## BEGIN

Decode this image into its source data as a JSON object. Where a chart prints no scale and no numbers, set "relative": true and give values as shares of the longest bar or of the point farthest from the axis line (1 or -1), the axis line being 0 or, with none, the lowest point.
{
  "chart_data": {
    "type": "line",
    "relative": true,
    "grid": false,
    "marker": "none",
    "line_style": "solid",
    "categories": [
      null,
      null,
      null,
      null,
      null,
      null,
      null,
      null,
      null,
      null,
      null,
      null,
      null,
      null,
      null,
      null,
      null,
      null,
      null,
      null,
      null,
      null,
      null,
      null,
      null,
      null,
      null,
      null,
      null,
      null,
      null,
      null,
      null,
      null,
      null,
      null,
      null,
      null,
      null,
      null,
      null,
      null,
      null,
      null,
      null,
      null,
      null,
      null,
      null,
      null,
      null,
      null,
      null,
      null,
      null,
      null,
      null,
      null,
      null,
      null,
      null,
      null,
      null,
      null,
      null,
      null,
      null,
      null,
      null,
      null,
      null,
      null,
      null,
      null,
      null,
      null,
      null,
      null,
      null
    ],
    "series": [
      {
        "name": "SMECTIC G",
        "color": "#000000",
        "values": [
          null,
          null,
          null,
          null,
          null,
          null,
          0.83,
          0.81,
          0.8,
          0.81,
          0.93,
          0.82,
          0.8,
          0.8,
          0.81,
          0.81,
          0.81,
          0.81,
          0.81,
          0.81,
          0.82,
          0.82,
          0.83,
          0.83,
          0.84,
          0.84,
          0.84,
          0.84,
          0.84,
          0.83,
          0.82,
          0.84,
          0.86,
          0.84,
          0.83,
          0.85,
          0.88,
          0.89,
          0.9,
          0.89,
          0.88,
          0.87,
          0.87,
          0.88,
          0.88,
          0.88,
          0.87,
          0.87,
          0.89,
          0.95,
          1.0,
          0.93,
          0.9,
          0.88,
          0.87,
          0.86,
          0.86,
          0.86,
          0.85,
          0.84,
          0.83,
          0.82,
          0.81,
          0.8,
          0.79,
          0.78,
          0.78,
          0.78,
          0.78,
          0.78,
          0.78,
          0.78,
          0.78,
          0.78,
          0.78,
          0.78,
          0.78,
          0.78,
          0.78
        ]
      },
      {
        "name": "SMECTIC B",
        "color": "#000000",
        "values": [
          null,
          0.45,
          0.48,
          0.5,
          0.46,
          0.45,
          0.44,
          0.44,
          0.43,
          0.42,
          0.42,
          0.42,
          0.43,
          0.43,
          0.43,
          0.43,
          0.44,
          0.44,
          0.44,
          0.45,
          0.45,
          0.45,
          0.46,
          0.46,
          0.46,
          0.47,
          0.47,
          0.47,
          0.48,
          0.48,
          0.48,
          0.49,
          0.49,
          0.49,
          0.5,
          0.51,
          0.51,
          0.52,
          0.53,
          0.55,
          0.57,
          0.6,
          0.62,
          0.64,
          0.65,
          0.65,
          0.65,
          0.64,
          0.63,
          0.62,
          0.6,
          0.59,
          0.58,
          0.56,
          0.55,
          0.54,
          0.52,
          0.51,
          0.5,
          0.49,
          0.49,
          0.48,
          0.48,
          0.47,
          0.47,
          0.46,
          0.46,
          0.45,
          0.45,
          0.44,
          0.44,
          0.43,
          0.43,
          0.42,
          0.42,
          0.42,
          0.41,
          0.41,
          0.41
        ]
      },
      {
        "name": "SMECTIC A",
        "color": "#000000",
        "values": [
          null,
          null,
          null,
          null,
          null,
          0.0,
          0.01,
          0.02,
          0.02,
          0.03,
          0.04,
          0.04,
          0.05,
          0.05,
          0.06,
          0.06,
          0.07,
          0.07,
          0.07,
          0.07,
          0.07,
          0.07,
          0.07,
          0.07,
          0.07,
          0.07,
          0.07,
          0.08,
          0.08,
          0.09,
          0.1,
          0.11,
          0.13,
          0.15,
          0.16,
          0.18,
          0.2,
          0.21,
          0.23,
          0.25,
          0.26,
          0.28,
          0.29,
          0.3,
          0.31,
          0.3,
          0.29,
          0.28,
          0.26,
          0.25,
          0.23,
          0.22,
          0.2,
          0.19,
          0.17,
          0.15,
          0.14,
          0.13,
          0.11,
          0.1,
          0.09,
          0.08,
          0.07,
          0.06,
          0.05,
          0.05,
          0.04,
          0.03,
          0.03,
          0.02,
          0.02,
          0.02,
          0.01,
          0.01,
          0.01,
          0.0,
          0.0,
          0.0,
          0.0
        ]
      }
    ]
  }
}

## END

In the listing, how many lines hold "SMECTIC"? Answer with a bare number.

3